Written problem:
Write out the complete material exactly as it stands.

Information provided:
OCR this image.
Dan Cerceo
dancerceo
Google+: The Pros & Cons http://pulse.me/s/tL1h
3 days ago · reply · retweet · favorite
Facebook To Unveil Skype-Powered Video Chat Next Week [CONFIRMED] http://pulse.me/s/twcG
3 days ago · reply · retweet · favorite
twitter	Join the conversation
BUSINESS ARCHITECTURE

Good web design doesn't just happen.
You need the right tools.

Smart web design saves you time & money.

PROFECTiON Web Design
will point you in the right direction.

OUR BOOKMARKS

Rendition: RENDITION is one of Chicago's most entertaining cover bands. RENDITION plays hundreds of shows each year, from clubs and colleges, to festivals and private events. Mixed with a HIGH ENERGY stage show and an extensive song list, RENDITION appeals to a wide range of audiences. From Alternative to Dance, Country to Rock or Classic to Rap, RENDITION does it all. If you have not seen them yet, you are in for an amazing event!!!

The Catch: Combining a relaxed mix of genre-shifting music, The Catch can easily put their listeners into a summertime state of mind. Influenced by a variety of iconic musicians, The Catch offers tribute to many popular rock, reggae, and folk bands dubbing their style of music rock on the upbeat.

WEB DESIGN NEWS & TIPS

Output:
OCR this image.
Dan Cerceo
dancerceo
Google+: The Pros & Cons http://pulse.me/s/tL1h
3 days ago · reply · retweet · favorite
Facebook To Unveil Skype-Powered Video Chat Next Week [CONFIRMED] http://pulse.me/s/twcG
3 days ago · reply · retweet · favorite
twitter	Join the conversation
BUSINESS ARCHITECTURE

Good web design doesn't just happen.
You need the right tools.

Smart web design saves you time & money.

PROFECTiON Web Design
will point you in the right direction.

OUR BOOKMARKS

Rendition: RENDITION is one of Chicago's most entertaining cover bands. RENDITION plays hundreds of shows each year, from clubs and colleges, to festivals and private events. Mixed with a HIGH ENERGY stage show and an extensive song list, RENDITION appeals to a wide range of audiences. From Alternative to Dance, Country to Rock or Classic to Rap, RENDITION does it all. If you have not seen them yet, you are in for an amazing event!!!

The Catch: Combining a relaxed mix of genre-shifting music, The Catch can easily put their listeners into a summertime state of mind. Influenced by a variety of iconic musicians, The Catch offers tribute to many popular rock, reggae, and folk bands dubbing their style of music rock on the upbeat.

WEB DESIGN NEWS & TIPS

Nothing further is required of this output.